*SHORT TASK*: Examine the records and identify each line that includes the string "series". Copy those lines.

*TASK MATERIAL*:
################

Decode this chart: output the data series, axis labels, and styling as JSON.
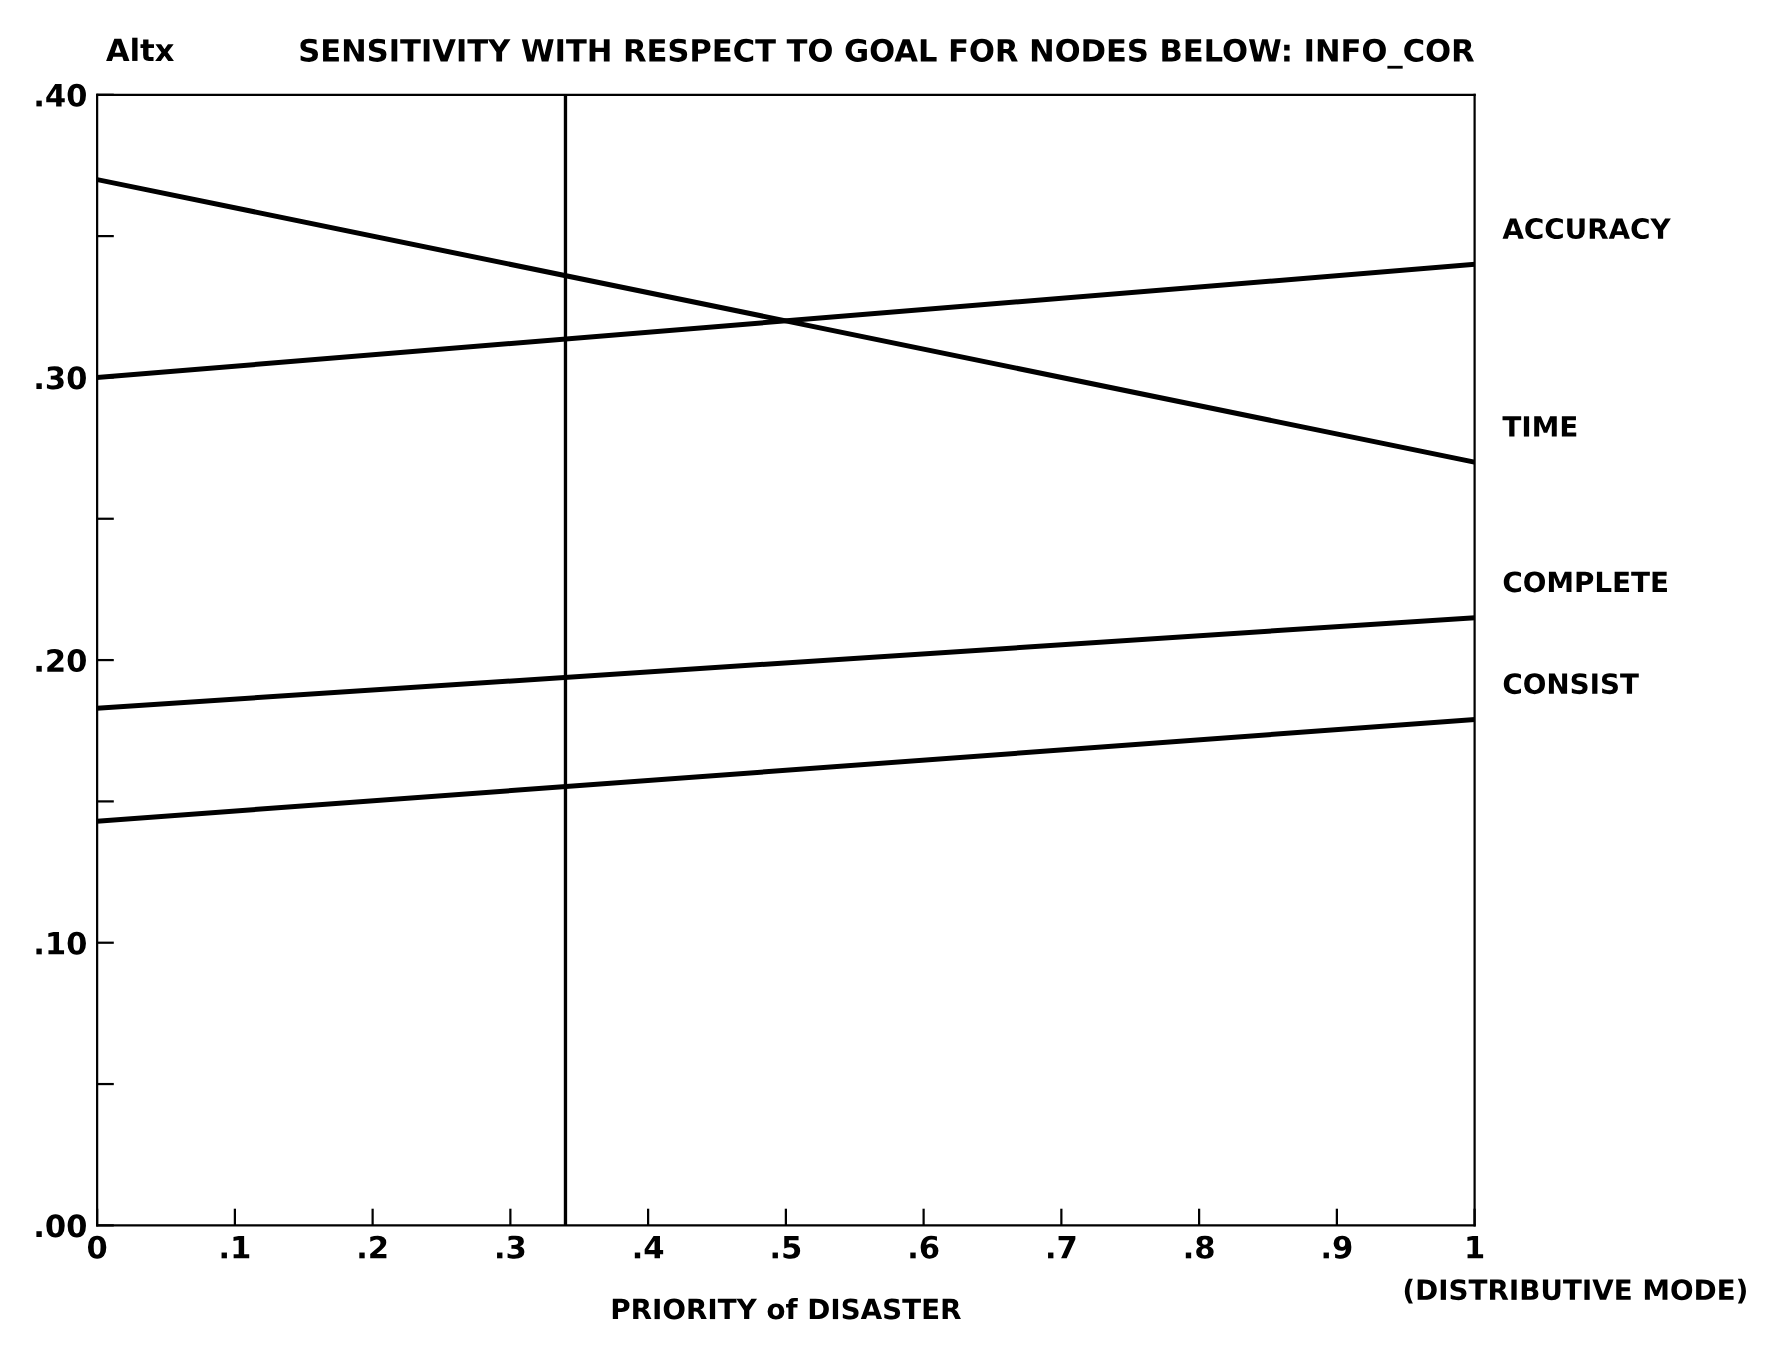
{
  "chart_data": {
    "type": "line",
    "title": "SENSITIVITY WITH RESPECT TO GOAL FOR NODES BELOW: INFO_COR",
    "ylabel": "Altx",
    "xlabel": "PRIORITY of DISASTER",
    "annotations": [
      "(DISTRIBUTIVE MODE)"
    ],
    "x": [
      0,
      1
    ],
    "series": [
      {
        "name": "ACCURACY",
        "color": "#000000",
        "values": [
          0.3,
          0.34
        ]
      },
      {
        "name": "TIME",
        "color": "#000000",
        "values": [
          0.37,
          0.27
        ]
      },
      {
        "name": "COMPLETE",
        "color": "#000000",
        "values": [
          0.183,
          0.215
        ]
      },
      {
        "name": "CONSIST",
        "color": "#000000",
        "values": [
          0.143,
          0.179
        ]
      }
    ],
    "xlim": [
      0,
      1
    ],
    "ylim": [
      0,
      0.4
    ],
    "xticks": [
      {
        "value": 0,
        "label": "0"
      },
      {
        "value": 0.1,
        "label": ".1"
      },
      {
        "value": 0.2,
        "label": ".2"
      },
      {
        "value": 0.3,
        "label": ".3"
      },
      {
        "value": 0.4,
        "label": ".4"
      },
      {
        "value": 0.5,
        "label": ".5"
      },
      {
        "value": 0.6,
        "label": ".6"
      },
      {
        "value": 0.7,
        "label": ".7"
      },
      {
        "value": 0.8,
        "label": ".8"
      },
      {
        "value": 0.9,
        "label": ".9"
      },
      {
        "value": 1,
        "label": "1"
      }
    ],
    "yticks": [
      {
        "value": 0,
        "label": ".00"
      },
      {
        "value": 0.05,
        "label": null
      },
      {
        "value": 0.1,
        "label": ".10"
      },
      {
        "value": 0.15,
        "label": null
      },
      {
        "value": 0.2,
        "label": ".20"
      },
      {
        "value": 0.25,
        "label": null
      },
      {
        "value": 0.3,
        "label": ".30"
      },
      {
        "value": 0.35,
        "label": null
      },
      {
        "value": 0.4,
        "label": ".40"
      }
    ],
    "ref_lines": [
      {
        "axis": "x",
        "value": 0.34,
        "color": "#000000"
      }
    ],
    "grid": false,
    "legend": false,
    "marker": "none",
    "line_style": "solid"
  }
}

################

*RESPONSE TO THE EXERCISE*:
Decode this chart: output the data series, axis labels, and styling as JSON.
    "series": [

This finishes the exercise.